WHAT IS EXPECTED: The records that follow must be repeated verbatim, every one of them.

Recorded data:
────
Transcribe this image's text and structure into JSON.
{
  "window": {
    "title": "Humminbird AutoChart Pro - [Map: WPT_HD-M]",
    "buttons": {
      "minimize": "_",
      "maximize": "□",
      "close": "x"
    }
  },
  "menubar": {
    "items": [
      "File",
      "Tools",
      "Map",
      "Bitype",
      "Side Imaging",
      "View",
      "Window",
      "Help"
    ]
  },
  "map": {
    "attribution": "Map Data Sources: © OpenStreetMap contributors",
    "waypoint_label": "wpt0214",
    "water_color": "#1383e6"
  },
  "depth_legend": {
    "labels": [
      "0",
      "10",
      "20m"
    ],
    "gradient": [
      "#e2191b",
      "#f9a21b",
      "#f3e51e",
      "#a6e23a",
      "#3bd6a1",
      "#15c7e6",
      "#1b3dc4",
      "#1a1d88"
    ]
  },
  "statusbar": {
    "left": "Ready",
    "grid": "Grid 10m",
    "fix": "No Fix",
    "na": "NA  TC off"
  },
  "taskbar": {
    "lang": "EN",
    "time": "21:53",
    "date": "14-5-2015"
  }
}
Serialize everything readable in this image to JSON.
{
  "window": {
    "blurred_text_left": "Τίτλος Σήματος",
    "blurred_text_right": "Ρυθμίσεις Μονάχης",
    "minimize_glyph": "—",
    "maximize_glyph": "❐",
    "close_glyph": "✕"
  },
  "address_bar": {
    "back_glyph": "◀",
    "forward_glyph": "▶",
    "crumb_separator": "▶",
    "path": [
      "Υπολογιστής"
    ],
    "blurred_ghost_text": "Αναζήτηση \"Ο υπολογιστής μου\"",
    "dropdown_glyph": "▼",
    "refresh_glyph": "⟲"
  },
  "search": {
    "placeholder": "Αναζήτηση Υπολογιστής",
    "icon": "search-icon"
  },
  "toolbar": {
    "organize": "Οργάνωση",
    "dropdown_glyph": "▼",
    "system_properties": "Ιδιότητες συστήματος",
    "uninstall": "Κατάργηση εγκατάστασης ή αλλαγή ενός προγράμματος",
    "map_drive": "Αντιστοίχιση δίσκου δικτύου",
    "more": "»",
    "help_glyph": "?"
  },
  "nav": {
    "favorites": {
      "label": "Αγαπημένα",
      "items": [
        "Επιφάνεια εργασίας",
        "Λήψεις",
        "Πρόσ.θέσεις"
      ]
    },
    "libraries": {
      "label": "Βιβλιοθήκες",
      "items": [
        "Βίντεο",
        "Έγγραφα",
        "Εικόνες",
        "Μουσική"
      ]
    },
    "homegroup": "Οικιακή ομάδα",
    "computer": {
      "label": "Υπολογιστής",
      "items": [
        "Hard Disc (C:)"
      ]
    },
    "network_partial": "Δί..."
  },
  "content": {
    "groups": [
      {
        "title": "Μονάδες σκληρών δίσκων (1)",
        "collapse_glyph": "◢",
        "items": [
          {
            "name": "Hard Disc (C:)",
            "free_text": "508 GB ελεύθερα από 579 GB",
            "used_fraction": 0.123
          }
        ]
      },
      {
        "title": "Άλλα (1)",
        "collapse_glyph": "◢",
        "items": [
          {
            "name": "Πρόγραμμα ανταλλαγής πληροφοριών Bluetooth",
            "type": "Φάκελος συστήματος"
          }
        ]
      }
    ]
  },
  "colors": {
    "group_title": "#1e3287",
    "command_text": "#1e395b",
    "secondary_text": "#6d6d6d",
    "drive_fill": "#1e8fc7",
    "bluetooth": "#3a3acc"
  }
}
────
RESPONSE:
Transcribe this image's text and structure into JSON.
{
  "window": {
    "title": "Humminbird AutoChart Pro - [Map: WPT_HD-M]",
    "buttons": {
      "minimize": "_",
      "maximize": "□",
      "close": "x"
    }
  },
  "menubar": {
    "items": [
      "File",
      "Tools",
      "Map",
      "Bitype",
      "Side Imaging",
      "View",
      "Window",
      "Help"
    ]
  },
  "map": {
    "attribution": "Map Data Sources: © OpenStreetMap contributors",
    "waypoint_label": "wpt0214",
    "water_color": "#1383e6"
  },
  "depth_legend": {
    "labels": [
      "0",
      "10",
      "20m"
    ],
    "gradient": [
      "#e2191b",
      "#f9a21b",
      "#f3e51e",
      "#a6e23a",
      "#3bd6a1",
      "#15c7e6",
      "#1b3dc4",
      "#1a1d88"
    ]
  },
  "statusbar": {
    "left": "Ready",
    "grid": "Grid 10m",
    "fix": "No Fix",
    "na": "NA  TC off"
  },
  "taskbar": {
    "lang": "EN",
    "time": "21:53",
    "date": "14-5-2015"
  }
}
Serialize everything readable in this image to JSON.
{
  "window": {
    "blurred_text_left": "Τίτλος Σήματος",
    "blurred_text_right": "Ρυθμίσεις Μονάχης",
    "minimize_glyph": "—",
    "maximize_glyph": "❐",
    "close_glyph": "✕"
  },
  "address_bar": {
    "back_glyph": "◀",
    "forward_glyph": "▶",
    "crumb_separator": "▶",
    "path": [
      "Υπολογιστής"
    ],
    "blurred_ghost_text": "Αναζήτηση \"Ο υπολογιστής μου\"",
    "dropdown_glyph": "▼",
    "refresh_glyph": "⟲"
  },
  "search": {
    "placeholder": "Αναζήτηση Υπολογιστής",
    "icon": "search-icon"
  },
  "toolbar": {
    "organize": "Οργάνωση",
    "dropdown_glyph": "▼",
    "system_properties": "Ιδιότητες συστήματος",
    "uninstall": "Κατάργηση εγκατάστασης ή αλλαγή ενός προγράμματος",
    "map_drive": "Αντιστοίχιση δίσκου δικτύου",
    "more": "»",
    "help_glyph": "?"
  },
  "nav": {
    "favorites": {
      "label": "Αγαπημένα",
      "items": [
        "Επιφάνεια εργασίας",
        "Λήψεις",
        "Πρόσ.θέσεις"
      ]
    },
    "libraries": {
      "label": "Βιβλιοθήκες",
      "items": [
        "Βίντεο",
        "Έγγραφα",
        "Εικόνες",
        "Μουσική"
      ]
    },
    "homegroup": "Οικιακή ομάδα",
    "computer": {
      "label": "Υπολογιστής",
      "items": [
        "Hard Disc (C:)"
      ]
    },
    "network_partial": "Δί..."
  },
  "content": {
    "groups": [
      {
        "title": "Μονάδες σκληρών δίσκων (1)",
        "collapse_glyph": "◢",
        "items": [
          {
            "name": "Hard Disc (C:)",
            "free_text": "508 GB ελεύθερα από 579 GB",
            "used_fraction": 0.123
          }
        ]
      },
      {
        "title": "Άλλα (1)",
        "collapse_glyph": "◢",
        "items": [
          {
            "name": "Πρόγραμμα ανταλλαγής πληροφοριών Bluetooth",
            "type": "Φάκελος συστήματος"
          }
        ]
      }
    ]
  },
  "colors": {
    "group_title": "#1e3287",
    "command_text": "#1e395b",
    "secondary_text": "#6d6d6d",
    "drive_fill": "#1e8fc7",
    "bluetooth": "#3a3acc"
  }
}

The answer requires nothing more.